▸ Task details: Repeat the data word for word. Do not include the pictures.

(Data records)
○ ○ ○

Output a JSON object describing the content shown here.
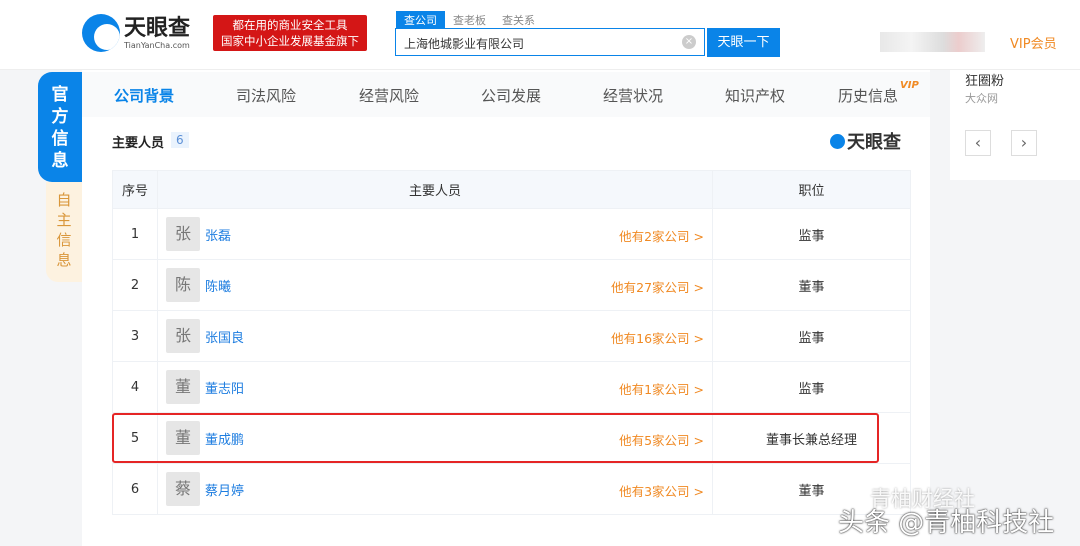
{
  "header": {
    "logo_cn": "天眼查",
    "logo_en": "TianYanCha.com",
    "slogan_line1": "都在用的商业安全工具",
    "slogan_line2": "国家中小企业发展基金旗下",
    "search_tabs": [
      "查公司",
      "查老板",
      "查关系"
    ],
    "search_value": "上海他城影业有限公司",
    "search_button": "天眼一下",
    "vip_label": "VIP会员"
  },
  "side_tabs": {
    "official": "官方信息",
    "self": "自主信息"
  },
  "nav": {
    "tabs": [
      "公司背景",
      "司法风险",
      "经营风险",
      "公司发展",
      "经营状况",
      "知识产权",
      "历史信息"
    ],
    "vip_badge": "VIP"
  },
  "section": {
    "title": "主要人员",
    "count": "6",
    "brand": "天眼查"
  },
  "table": {
    "headers": [
      "序号",
      "主要人员",
      "职位"
    ],
    "rows": [
      {
        "no": "1",
        "avatar": "张",
        "name": "张磊",
        "others": "他有2家公司 >",
        "position": "监事"
      },
      {
        "no": "2",
        "avatar": "陈",
        "name": "陈曦",
        "others": "他有27家公司 >",
        "position": "董事"
      },
      {
        "no": "3",
        "avatar": "张",
        "name": "张国良",
        "others": "他有16家公司 >",
        "position": "监事"
      },
      {
        "no": "4",
        "avatar": "董",
        "name": "董志阳",
        "others": "他有1家公司 >",
        "position": "监事"
      },
      {
        "no": "5",
        "avatar": "董",
        "name": "董成鹏",
        "others": "他有5家公司 >",
        "position": "董事长兼总经理"
      },
      {
        "no": "6",
        "avatar": "蔡",
        "name": "蔡月婷",
        "others": "他有3家公司 >",
        "position": "董事"
      }
    ]
  },
  "right": {
    "title": "狂圈粉",
    "source": "大众网"
  },
  "watermark": {
    "line1": "青柚财经社",
    "line2": "头条 @青柚科技社"
  },
  "colors": {
    "primary": "#0a84e8",
    "highlight": "#e52525",
    "orange": "#f08a24"
  }
}
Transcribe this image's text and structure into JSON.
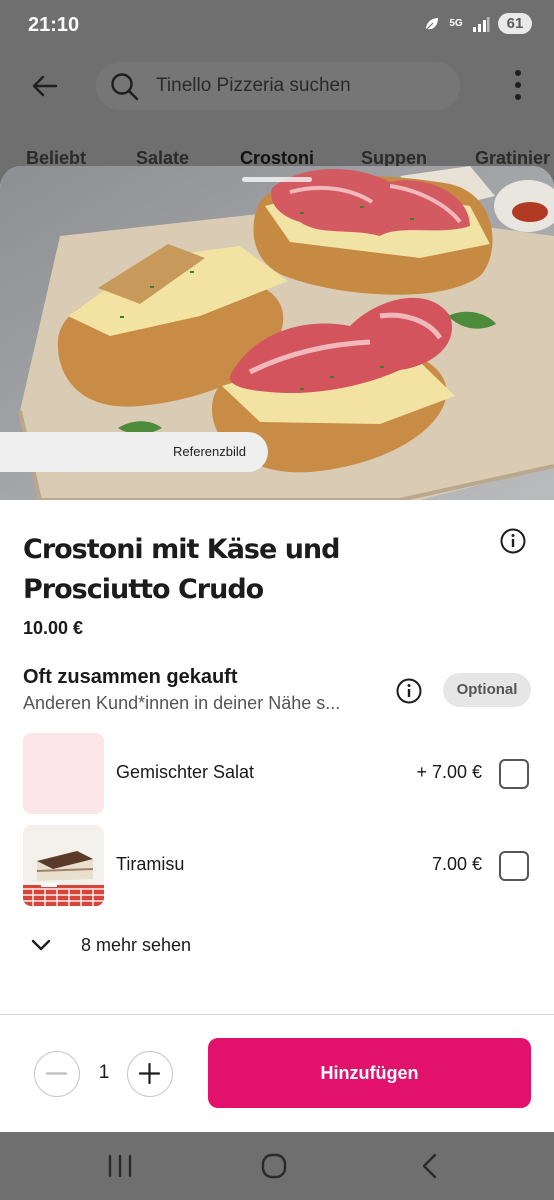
{
  "status": {
    "time": "21:10",
    "network": "5G",
    "battery": "61"
  },
  "header": {
    "search_placeholder": "Tinello Pizzeria suchen"
  },
  "tabs": [
    "Beliebt",
    "Salate",
    "Crostoni",
    "Suppen",
    "Gratinier"
  ],
  "active_tab": "Crostoni",
  "product": {
    "image_badge": "Referenzbild",
    "title": "Crostoni mit Käse und Prosciutto Crudo",
    "price": "10.00 €"
  },
  "addons": {
    "title": "Oft zusammen gekauft",
    "subtitle": "Anderen Kund*innen in deiner Nähe s...",
    "badge": "Optional",
    "items": [
      {
        "name": "Gemischter Salat",
        "price": "+ 7.00 €",
        "checked": false
      },
      {
        "name": "Tiramisu",
        "price": "7.00 €",
        "checked": false
      }
    ],
    "more_label": "8 mehr sehen"
  },
  "footer": {
    "quantity": "1",
    "add_label": "Hinzufügen"
  },
  "colors": {
    "accent": "#e2116b",
    "overlay": "#6f6f6f"
  }
}
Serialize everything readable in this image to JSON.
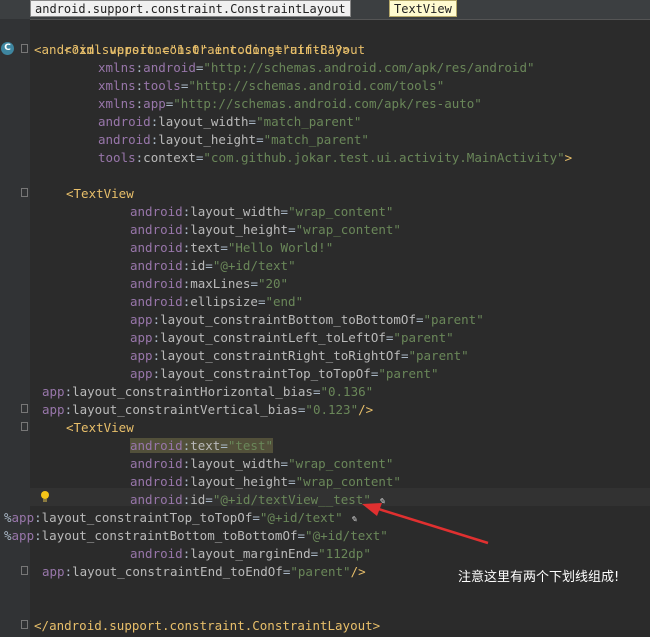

○ ○ ○

▸ Task solution:
Output a JSON object describing the content shown here.
{
  "header": {
    "logo_cn": "天眼查",
    "logo_en": "TianYanCha.com",
    "slogan_line1": "都在用的商业安全工具",
    "slogan_line2": "国家中小企业发展基金旗下",
    "search_tabs": [
      "查公司",
      "查老板",
      "查关系"
    ],
    "search_value": "上海他城影业有限公司",
    "search_button": "天眼一下",
    "vip_label": "VIP会员"
  },
  "side_tabs": {
    "official": "官方信息",
    "self": "自主信息"
  },
  "nav": {
    "tabs": [
      "公司背景",
      "司法风险",
      "经营风险",
      "公司发展",
      "经营状况",
      "知识产权",
      "历史信息"
    ],
    "vip_badge": "VIP"
  },
  "section": {
    "title": "主要人员",
    "count": "6",
    "brand": "天眼查"
  },
  "table": {
    "headers": [
      "序号",
      "主要人员",
      "职位"
    ],
    "rows": [
      {
        "no": "1",
        "avatar": "张",
        "name": "张磊",
        "others": "他有2家公司 >",
        "position": "监事"
      },
      {
        "no": "2",
        "avatar": "陈",
        "name": "陈曦",
        "others": "他有27家公司 >",
        "position": "董事"
      },
      {
        "no": "3",
        "avatar": "张",
        "name": "张国良",
        "others": "他有16家公司 >",
        "position": "监事"
      },
      {
        "no": "4",
        "avatar": "董",
        "name": "董志阳",
        "others": "他有1家公司 >",
        "position": "监事"
      },
      {
        "no": "5",
        "avatar": "董",
        "name": "董成鹏",
        "others": "他有5家公司 >",
        "position": "董事长兼总经理"
      },
      {
        "no": "6",
        "avatar": "蔡",
        "name": "蔡月婷",
        "others": "他有3家公司 >",
        "position": "董事"
      }
    ]
  },
  "right": {
    "title": "狂圈粉",
    "source": "大众网"
  },
  "watermark": {
    "line1": "青柚财经社",
    "line2": "头条 @青柚科技社"
  },
  "colors": {
    "primary": "#0a84e8",
    "highlight": "#e52525",
    "orange": "#f08a24"
  }
}
Transcribe this image's text and structure into JSON.
{
  "status": {
    "time": "21:10",
    "network": "5G",
    "battery": "61"
  },
  "header": {
    "search_placeholder": "Tinello Pizzeria suchen"
  },
  "tabs": [
    "Beliebt",
    "Salate",
    "Crostoni",
    "Suppen",
    "Gratinier"
  ],
  "active_tab": "Crostoni",
  "product": {
    "image_badge": "Referenzbild",
    "title": "Crostoni mit Käse und Prosciutto Crudo",
    "price": "10.00 €"
  },
  "addons": {
    "title": "Oft zusammen gekauft",
    "subtitle": "Anderen Kund*innen in deiner Nähe s...",
    "badge": "Optional",
    "items": [
      {
        "name": "Gemischter Salat",
        "price": "+ 7.00 €",
        "checked": false
      },
      {
        "name": "Tiramisu",
        "price": "7.00 €",
        "checked": false
      }
    ],
    "more_label": "8 mehr sehen"
  },
  "footer": {
    "quantity": "1",
    "add_label": "Hinzufügen"
  },
  "colors": {
    "accent": "#e2116b",
    "overlay": "#6f6f6f"
  }
}
Serialize everything readable in this image to JSON.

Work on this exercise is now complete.